* Challenge: Return every line of the material exactly.

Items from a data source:
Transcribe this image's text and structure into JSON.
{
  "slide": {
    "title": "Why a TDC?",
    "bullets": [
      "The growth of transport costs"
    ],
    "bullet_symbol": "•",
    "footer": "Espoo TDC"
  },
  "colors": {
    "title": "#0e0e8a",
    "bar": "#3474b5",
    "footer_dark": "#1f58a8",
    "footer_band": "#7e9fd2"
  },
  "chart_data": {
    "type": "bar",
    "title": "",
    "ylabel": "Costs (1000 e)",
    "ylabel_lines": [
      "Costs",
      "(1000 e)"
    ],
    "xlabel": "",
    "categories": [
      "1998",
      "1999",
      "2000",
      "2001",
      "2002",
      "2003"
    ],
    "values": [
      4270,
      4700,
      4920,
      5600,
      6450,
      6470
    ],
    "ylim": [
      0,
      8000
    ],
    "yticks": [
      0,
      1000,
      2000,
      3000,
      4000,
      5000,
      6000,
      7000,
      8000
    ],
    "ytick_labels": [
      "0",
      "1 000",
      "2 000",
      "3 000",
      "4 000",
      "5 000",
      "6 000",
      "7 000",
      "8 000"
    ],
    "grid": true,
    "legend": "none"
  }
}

* Task answer:
Transcribe this image's text and structure into JSON.
{
  "slide": {
    "title": "Why a TDC?",
    "bullets": [
      "The growth of transport costs"
    ],
    "bullet_symbol": "•",
    "footer": "Espoo TDC"
  },
  "colors": {
    "title": "#0e0e8a",
    "bar": "#3474b5",
    "footer_dark": "#1f58a8",
    "footer_band": "#7e9fd2"
  },
  "chart_data": {
    "type": "bar",
    "title": "",
    "ylabel": "Costs (1000 e)",
    "ylabel_lines": [
      "Costs",
      "(1000 e)"
    ],
    "xlabel": "",
    "categories": [
      "1998",
      "1999",
      "2000",
      "2001",
      "2002",
      "2003"
    ],
    "values": [
      4270,
      4700,
      4920,
      5600,
      6450,
      6470
    ],
    "ylim": [
      0,
      8000
    ],
    "yticks": [
      0,
      1000,
      2000,
      3000,
      4000,
      5000,
      6000,
      7000,
      8000
    ],
    "ytick_labels": [
      "0",
      "1 000",
      "2 000",
      "3 000",
      "4 000",
      "5 000",
      "6 000",
      "7 000",
      "8 000"
    ],
    "grid": true,
    "legend": "none"
  }
}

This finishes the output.